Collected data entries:

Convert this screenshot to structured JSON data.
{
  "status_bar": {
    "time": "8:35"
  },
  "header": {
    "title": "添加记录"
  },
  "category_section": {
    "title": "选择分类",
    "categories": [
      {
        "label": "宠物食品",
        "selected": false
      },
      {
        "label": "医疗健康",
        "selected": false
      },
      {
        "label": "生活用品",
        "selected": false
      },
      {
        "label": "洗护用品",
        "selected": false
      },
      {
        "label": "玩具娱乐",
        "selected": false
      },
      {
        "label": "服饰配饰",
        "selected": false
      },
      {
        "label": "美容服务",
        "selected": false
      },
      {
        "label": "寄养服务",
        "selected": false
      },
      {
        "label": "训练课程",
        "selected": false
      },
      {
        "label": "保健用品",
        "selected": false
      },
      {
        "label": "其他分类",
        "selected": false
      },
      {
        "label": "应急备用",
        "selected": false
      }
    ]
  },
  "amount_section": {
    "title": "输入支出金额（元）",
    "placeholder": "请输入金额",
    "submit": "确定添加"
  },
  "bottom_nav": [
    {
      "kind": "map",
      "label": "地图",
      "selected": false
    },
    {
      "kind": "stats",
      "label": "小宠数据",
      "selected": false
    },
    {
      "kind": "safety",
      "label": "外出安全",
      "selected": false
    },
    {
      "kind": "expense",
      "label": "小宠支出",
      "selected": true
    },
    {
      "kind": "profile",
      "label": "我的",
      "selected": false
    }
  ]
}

Task statement:
Every entry above should be retyped exactly as shown.

Exercise result:
Convert this screenshot to structured JSON data.
{
  "status_bar": {
    "time": "8:35"
  },
  "header": {
    "title": "添加记录"
  },
  "category_section": {
    "title": "选择分类",
    "categories": [
      {
        "label": "宠物食品",
        "selected": false
      },
      {
        "label": "医疗健康",
        "selected": false
      },
      {
        "label": "生活用品",
        "selected": false
      },
      {
        "label": "洗护用品",
        "selected": false
      },
      {
        "label": "玩具娱乐",
        "selected": false
      },
      {
        "label": "服饰配饰",
        "selected": false
      },
      {
        "label": "美容服务",
        "selected": false
      },
      {
        "label": "寄养服务",
        "selected": false
      },
      {
        "label": "训练课程",
        "selected": false
      },
      {
        "label": "保健用品",
        "selected": false
      },
      {
        "label": "其他分类",
        "selected": false
      },
      {
        "label": "应急备用",
        "selected": false
      }
    ]
  },
  "amount_section": {
    "title": "输入支出金额（元）",
    "placeholder": "请输入金额",
    "submit": "确定添加"
  },
  "bottom_nav": [
    {
      "kind": "map",
      "label": "地图",
      "selected": false
    },
    {
      "kind": "stats",
      "label": "小宠数据",
      "selected": false
    },
    {
      "kind": "safety",
      "label": "外出安全",
      "selected": false
    },
    {
      "kind": "expense",
      "label": "小宠支出",
      "selected": true
    },
    {
      "kind": "profile",
      "label": "我的",
      "selected": false
    }
  ]
}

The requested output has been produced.